*Listed entries*
——

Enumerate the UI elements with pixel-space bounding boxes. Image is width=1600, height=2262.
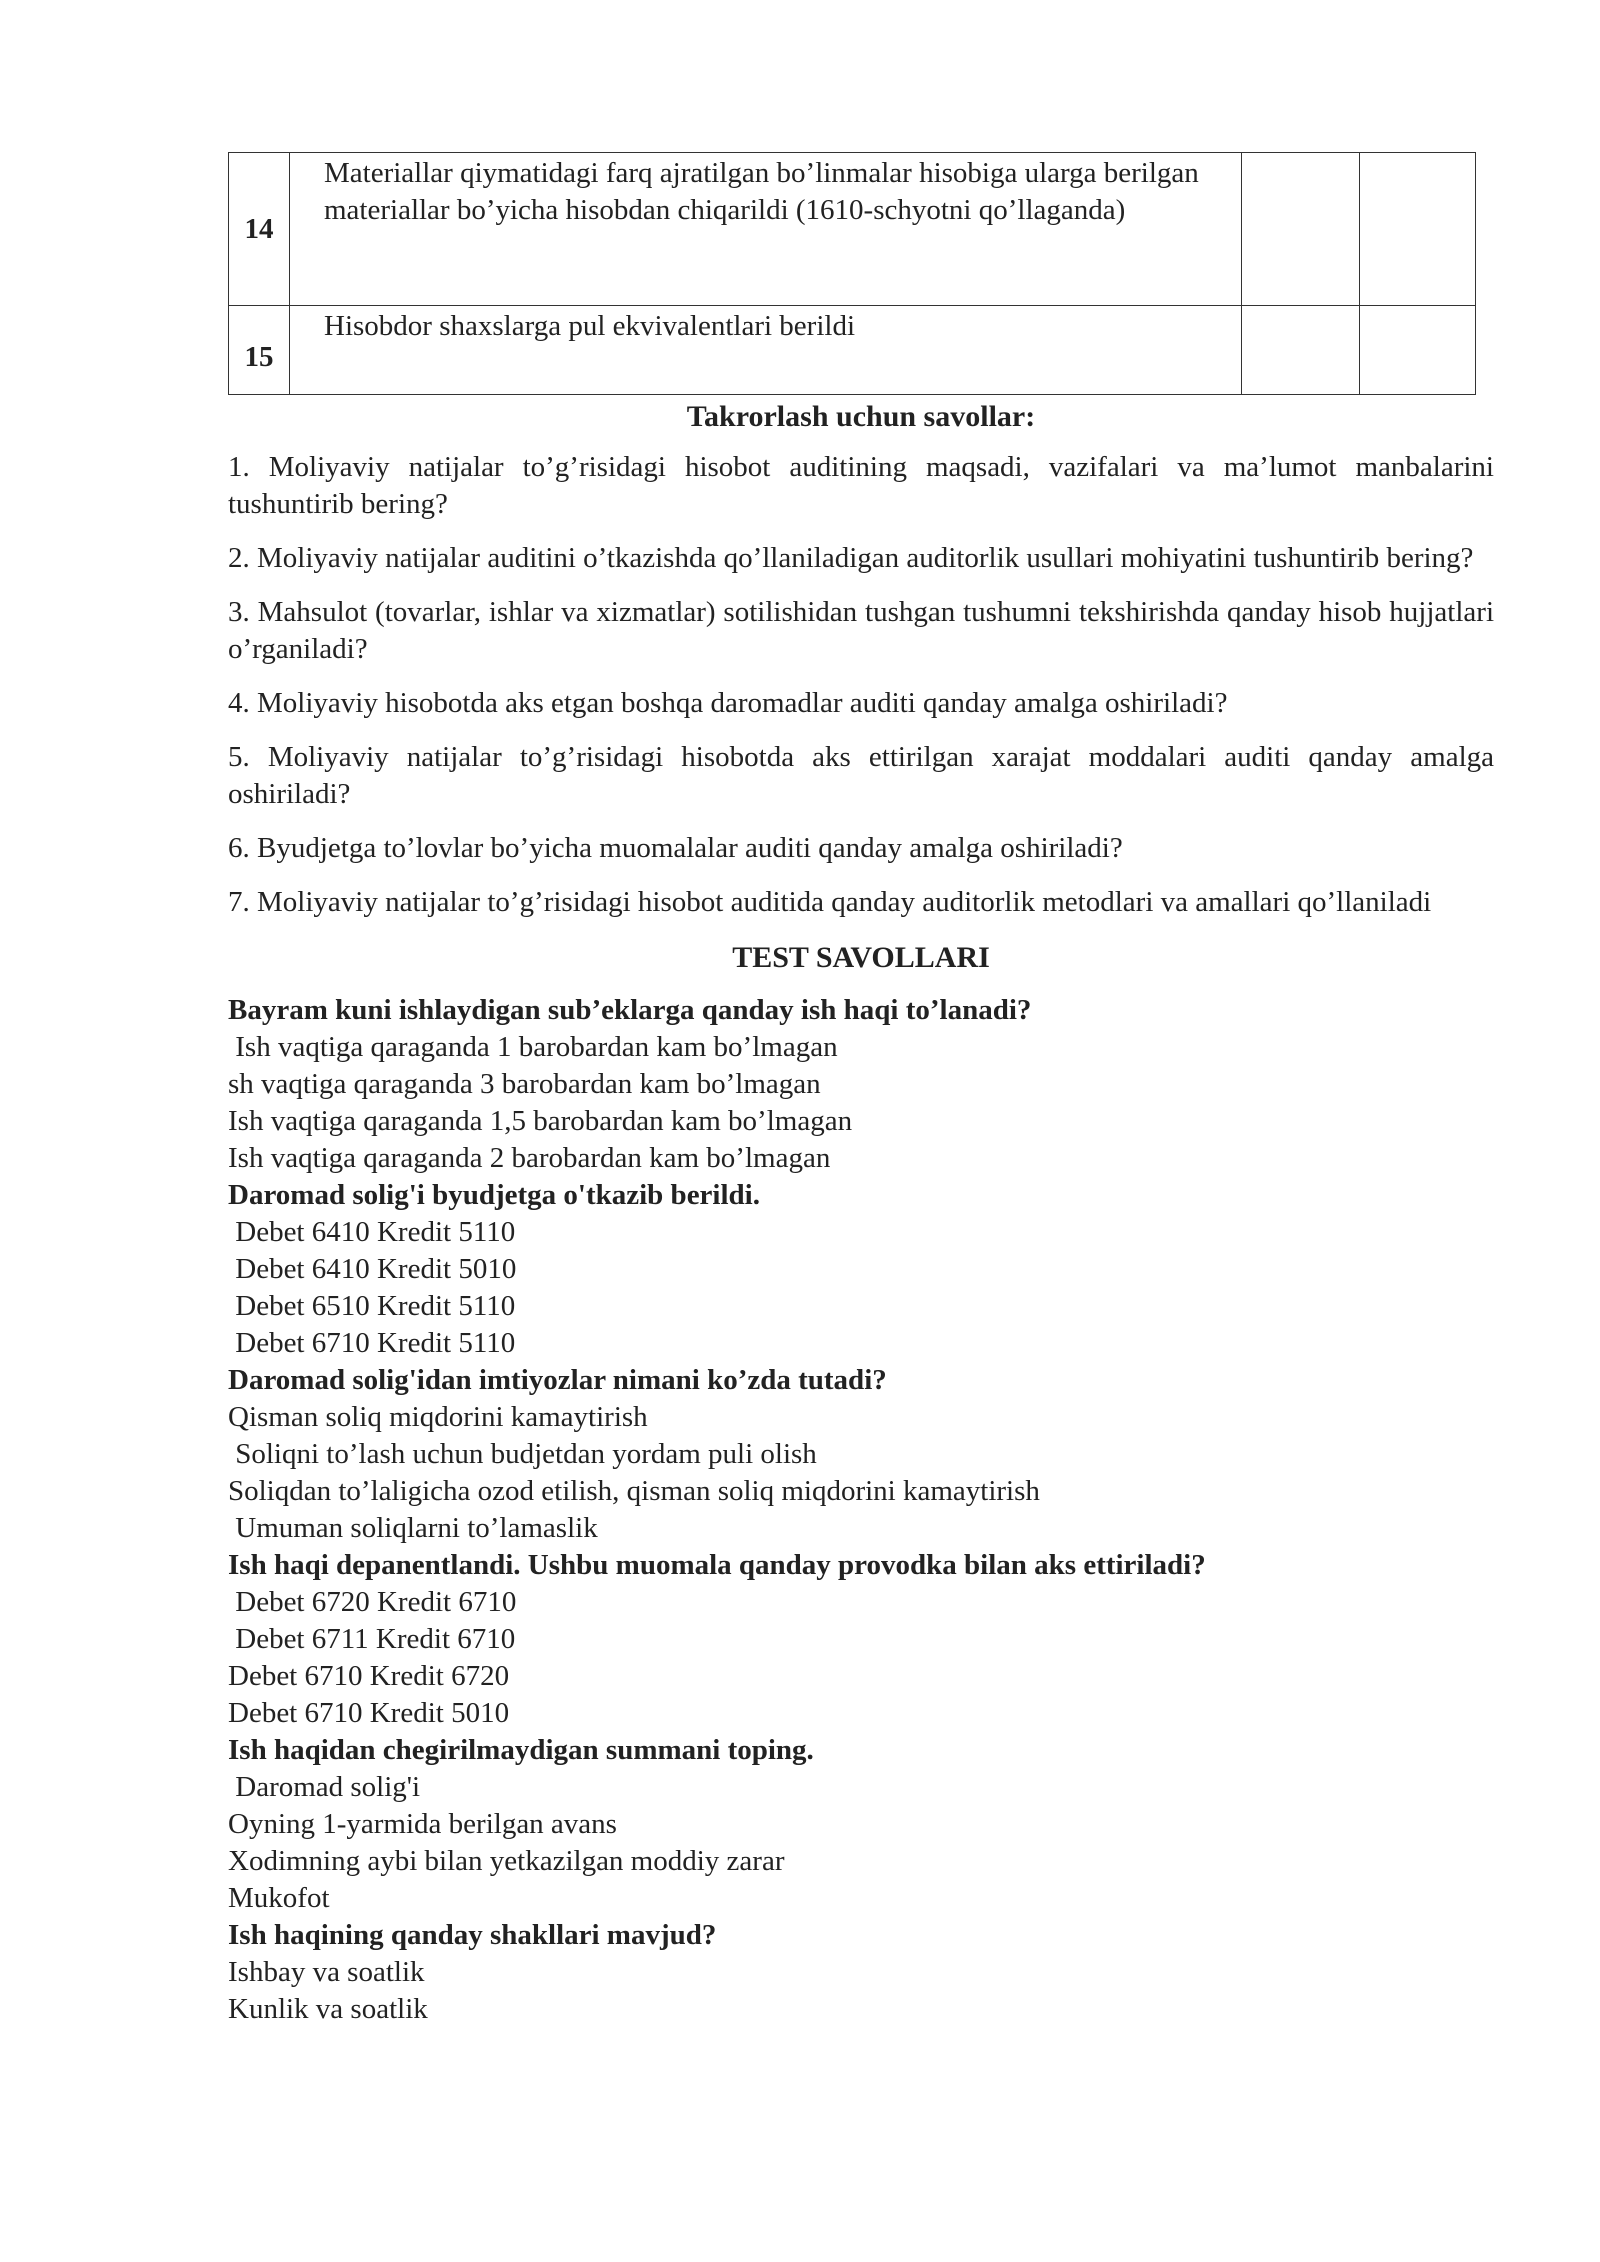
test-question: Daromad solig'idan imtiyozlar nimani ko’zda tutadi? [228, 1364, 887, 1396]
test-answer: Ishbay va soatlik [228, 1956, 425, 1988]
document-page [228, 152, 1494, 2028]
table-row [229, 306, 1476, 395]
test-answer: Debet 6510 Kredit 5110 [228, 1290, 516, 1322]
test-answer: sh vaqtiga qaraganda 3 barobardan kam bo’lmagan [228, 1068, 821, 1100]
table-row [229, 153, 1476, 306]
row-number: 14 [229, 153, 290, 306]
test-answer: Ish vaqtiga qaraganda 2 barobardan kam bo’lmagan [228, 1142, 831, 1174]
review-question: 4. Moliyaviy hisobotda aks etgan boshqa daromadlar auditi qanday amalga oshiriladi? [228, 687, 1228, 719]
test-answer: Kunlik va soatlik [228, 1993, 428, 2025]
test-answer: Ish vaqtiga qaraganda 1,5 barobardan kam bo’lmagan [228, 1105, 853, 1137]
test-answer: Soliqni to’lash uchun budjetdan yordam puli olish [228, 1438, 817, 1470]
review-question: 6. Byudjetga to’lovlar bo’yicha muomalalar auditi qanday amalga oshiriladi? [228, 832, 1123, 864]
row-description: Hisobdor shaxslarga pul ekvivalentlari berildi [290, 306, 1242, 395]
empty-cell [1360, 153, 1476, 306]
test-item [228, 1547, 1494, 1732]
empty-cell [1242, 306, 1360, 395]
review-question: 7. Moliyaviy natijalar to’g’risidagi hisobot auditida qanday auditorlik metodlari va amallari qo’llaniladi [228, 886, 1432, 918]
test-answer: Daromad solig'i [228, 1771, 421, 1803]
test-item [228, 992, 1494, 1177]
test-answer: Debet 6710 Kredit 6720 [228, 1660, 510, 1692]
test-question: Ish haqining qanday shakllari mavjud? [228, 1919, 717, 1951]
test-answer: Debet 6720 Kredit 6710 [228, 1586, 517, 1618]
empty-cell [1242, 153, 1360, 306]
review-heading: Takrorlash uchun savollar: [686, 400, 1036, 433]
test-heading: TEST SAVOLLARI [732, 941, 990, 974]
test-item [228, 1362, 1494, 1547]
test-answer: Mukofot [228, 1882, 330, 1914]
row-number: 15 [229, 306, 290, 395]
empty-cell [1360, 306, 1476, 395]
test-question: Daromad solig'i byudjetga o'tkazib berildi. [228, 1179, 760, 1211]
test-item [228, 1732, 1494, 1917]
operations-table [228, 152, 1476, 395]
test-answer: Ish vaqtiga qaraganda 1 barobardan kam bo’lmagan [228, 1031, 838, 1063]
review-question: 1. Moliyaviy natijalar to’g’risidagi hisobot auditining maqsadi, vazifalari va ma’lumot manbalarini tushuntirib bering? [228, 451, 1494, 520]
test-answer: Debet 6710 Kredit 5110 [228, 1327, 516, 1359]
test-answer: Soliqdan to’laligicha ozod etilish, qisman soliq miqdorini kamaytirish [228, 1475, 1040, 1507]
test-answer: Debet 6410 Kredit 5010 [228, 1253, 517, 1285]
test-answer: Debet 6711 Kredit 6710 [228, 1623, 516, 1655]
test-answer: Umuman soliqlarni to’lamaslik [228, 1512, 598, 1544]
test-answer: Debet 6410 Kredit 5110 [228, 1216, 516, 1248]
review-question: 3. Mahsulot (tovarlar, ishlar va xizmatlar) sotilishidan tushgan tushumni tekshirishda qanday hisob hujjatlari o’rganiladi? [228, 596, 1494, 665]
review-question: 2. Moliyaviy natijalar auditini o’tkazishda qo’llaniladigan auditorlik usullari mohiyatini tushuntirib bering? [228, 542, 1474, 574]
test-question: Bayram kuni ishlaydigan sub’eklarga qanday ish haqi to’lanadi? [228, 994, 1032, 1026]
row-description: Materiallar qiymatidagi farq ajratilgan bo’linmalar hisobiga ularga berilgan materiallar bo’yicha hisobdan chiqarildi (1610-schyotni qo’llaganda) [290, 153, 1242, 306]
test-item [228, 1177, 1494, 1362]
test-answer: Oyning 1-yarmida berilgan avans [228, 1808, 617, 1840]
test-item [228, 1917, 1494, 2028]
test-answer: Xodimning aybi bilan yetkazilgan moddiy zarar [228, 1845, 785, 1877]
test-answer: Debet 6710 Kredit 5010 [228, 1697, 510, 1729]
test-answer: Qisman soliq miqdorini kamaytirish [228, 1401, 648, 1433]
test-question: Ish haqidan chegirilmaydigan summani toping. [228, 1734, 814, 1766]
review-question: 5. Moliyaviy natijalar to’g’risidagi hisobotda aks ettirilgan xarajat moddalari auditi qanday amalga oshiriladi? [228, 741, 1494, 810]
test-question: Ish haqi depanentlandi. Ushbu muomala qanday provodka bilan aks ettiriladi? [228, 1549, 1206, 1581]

——

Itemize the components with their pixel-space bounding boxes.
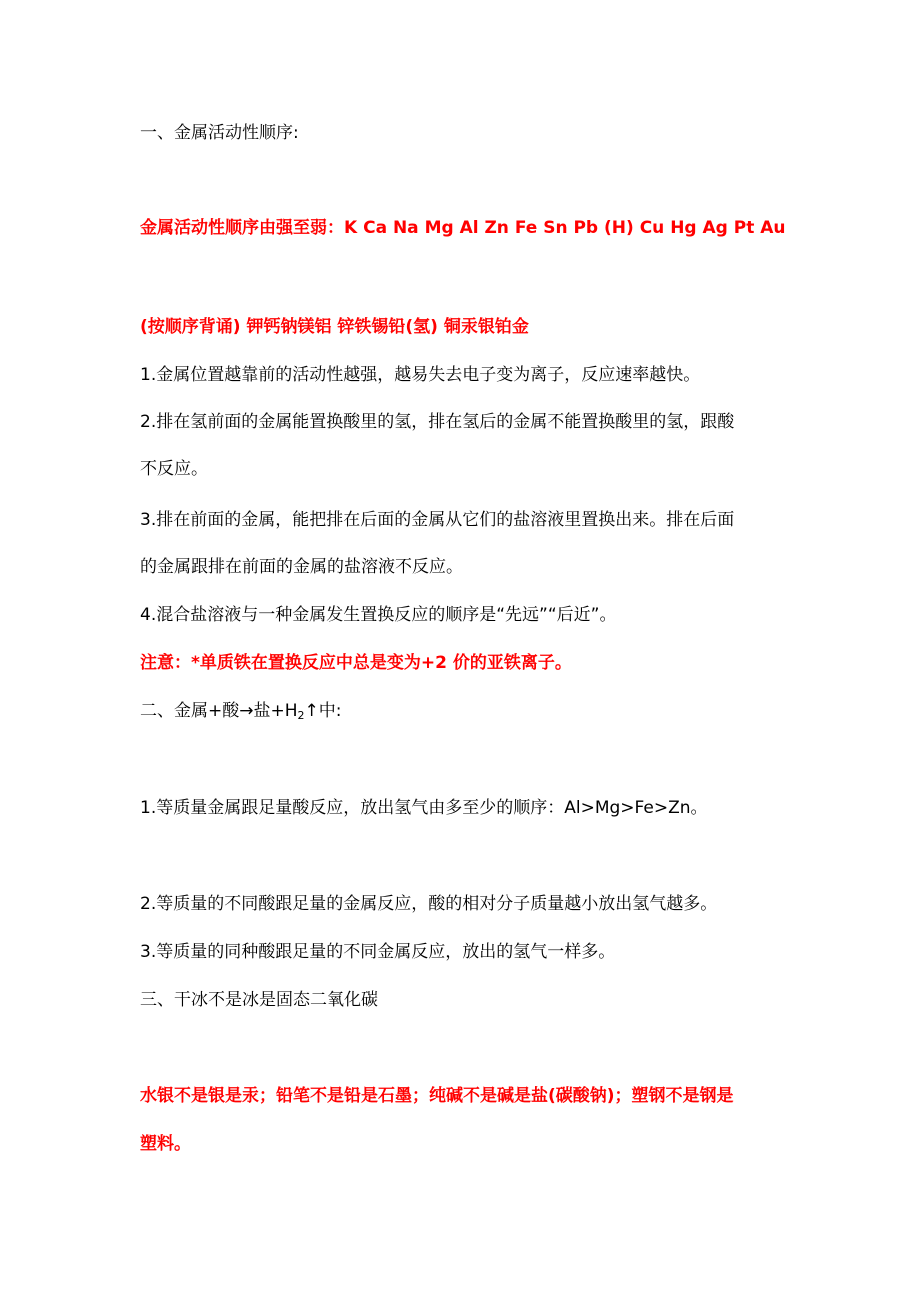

——

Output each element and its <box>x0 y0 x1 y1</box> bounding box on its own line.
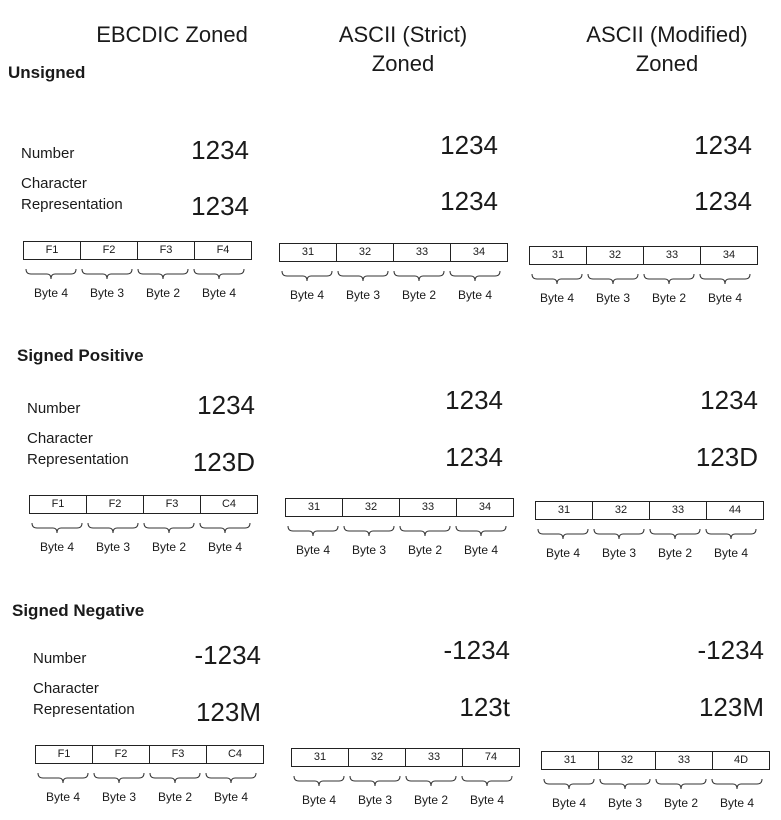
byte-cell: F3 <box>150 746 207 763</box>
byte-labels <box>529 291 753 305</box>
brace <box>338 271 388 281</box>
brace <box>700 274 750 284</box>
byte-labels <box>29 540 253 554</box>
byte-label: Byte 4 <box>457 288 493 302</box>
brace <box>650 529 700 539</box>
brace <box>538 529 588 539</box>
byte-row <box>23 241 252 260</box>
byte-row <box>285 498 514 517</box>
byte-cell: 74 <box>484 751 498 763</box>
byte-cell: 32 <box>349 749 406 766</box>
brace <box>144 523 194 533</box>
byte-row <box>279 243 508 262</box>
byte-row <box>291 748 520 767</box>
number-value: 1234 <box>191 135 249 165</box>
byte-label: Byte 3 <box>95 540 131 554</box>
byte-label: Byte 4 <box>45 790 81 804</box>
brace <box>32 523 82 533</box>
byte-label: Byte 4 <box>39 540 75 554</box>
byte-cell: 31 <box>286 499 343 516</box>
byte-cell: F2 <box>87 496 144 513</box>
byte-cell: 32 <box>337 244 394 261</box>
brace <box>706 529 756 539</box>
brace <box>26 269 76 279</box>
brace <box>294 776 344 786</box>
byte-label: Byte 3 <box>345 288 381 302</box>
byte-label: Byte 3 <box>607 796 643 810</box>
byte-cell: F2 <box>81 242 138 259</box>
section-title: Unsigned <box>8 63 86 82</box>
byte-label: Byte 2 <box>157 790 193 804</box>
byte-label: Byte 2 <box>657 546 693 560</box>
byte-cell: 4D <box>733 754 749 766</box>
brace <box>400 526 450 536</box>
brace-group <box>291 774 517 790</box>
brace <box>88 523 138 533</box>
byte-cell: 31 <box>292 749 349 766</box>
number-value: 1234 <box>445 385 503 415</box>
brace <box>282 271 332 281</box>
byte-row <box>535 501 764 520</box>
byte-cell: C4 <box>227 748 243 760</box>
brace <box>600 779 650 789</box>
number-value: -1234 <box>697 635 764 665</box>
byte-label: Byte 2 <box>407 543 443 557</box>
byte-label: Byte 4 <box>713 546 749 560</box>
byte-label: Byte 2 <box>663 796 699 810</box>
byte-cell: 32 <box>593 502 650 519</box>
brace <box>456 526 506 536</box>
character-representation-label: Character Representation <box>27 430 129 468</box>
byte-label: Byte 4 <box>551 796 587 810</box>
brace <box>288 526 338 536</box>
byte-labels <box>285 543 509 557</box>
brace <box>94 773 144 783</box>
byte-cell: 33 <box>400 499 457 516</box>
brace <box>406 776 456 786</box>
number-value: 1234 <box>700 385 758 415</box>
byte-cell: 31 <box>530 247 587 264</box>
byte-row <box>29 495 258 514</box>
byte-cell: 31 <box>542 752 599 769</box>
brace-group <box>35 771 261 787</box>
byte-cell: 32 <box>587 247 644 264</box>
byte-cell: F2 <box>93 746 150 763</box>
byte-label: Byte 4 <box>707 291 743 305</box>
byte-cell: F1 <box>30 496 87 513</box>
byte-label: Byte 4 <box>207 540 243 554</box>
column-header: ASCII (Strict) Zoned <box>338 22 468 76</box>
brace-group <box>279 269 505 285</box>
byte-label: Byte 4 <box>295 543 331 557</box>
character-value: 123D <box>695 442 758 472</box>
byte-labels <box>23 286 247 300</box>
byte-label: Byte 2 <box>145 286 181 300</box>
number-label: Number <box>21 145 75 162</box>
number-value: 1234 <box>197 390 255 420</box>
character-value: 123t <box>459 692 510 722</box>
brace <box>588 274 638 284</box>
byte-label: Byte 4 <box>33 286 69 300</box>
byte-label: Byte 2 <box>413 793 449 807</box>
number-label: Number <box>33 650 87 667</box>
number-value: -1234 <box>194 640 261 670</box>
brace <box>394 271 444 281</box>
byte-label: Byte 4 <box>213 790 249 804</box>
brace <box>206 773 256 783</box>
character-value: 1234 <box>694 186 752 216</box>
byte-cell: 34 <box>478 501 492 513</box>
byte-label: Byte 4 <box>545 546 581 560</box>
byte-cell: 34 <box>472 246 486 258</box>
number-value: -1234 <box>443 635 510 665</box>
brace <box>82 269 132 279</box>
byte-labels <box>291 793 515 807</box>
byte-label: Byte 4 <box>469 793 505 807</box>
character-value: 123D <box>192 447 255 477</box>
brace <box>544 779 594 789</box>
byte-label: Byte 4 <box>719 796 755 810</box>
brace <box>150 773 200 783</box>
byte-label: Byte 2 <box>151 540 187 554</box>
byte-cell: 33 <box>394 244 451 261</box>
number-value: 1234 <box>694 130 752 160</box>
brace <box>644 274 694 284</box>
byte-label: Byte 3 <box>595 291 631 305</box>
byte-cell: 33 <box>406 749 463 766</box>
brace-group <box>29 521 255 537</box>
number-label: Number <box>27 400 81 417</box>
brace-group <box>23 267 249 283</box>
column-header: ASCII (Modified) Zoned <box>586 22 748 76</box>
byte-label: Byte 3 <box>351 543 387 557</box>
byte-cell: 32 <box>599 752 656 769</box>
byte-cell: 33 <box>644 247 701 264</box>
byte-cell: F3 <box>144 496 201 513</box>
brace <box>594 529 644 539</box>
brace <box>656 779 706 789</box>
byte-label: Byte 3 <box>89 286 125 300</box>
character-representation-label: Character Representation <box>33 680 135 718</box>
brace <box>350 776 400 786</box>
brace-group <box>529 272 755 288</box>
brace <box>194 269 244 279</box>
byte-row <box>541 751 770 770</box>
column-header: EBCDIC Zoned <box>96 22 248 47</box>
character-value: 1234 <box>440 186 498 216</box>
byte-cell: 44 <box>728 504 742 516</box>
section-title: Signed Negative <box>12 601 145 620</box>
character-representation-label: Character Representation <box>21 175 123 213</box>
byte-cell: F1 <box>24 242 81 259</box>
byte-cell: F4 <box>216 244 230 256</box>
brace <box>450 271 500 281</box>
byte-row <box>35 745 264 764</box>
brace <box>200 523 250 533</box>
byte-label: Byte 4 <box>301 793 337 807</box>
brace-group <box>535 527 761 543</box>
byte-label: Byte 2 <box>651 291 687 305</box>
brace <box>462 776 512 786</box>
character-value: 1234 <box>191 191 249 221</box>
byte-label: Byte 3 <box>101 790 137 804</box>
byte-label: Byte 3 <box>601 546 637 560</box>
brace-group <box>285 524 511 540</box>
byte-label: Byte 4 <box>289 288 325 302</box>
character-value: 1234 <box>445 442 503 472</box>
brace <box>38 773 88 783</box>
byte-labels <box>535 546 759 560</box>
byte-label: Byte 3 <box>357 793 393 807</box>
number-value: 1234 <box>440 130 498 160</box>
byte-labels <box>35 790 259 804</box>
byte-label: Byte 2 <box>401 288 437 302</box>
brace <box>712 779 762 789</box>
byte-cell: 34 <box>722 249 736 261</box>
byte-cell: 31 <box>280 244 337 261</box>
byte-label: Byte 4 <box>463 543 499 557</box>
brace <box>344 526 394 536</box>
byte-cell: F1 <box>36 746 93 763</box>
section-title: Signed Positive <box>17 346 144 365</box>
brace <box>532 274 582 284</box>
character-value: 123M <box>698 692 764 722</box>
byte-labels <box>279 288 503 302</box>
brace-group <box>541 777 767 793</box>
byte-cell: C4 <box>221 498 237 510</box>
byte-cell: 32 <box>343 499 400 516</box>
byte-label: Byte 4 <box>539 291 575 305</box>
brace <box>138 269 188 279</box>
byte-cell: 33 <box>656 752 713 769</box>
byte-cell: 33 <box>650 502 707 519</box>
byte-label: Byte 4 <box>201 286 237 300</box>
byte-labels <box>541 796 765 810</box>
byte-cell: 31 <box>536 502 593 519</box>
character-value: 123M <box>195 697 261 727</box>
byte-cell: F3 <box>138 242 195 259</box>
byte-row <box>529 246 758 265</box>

——

*Work required*
Please give the rows again, starting at the one that contains "Enumerate the UI" and ending after the one that contains "review-question: 4. Moliyaviy". Replace "test-answer" with "answer-choice", change nothing else, and leave the pictures out.

*Solution*
Enumerate the UI elements with pixel-space bounding boxes. Image is width=1600, height=2262.
test-question: Daromad solig'idan imtiyozlar nimani ko’zda tutadi? [228, 1364, 887, 1396]
answer-choice: Ishbay va soatlik [228, 1956, 425, 1988]
document-page [228, 152, 1494, 2028]
table-row [229, 306, 1476, 395]
answer-choice: Debet 6510 Kredit 5110 [228, 1290, 516, 1322]
answer-choice: sh vaqtiga qaraganda 3 barobardan kam bo’lmagan [228, 1068, 821, 1100]
table-row [229, 153, 1476, 306]
row-number: 14 [229, 153, 290, 306]
answer-choice: Ish vaqtiga qaraganda 2 barobardan kam bo’lmagan [228, 1142, 831, 1174]
review-question: 4. Moliyaviy hisobotda aks etgan boshqa daromadlar auditi qanday amalga oshiriladi? [228, 687, 1228, 719]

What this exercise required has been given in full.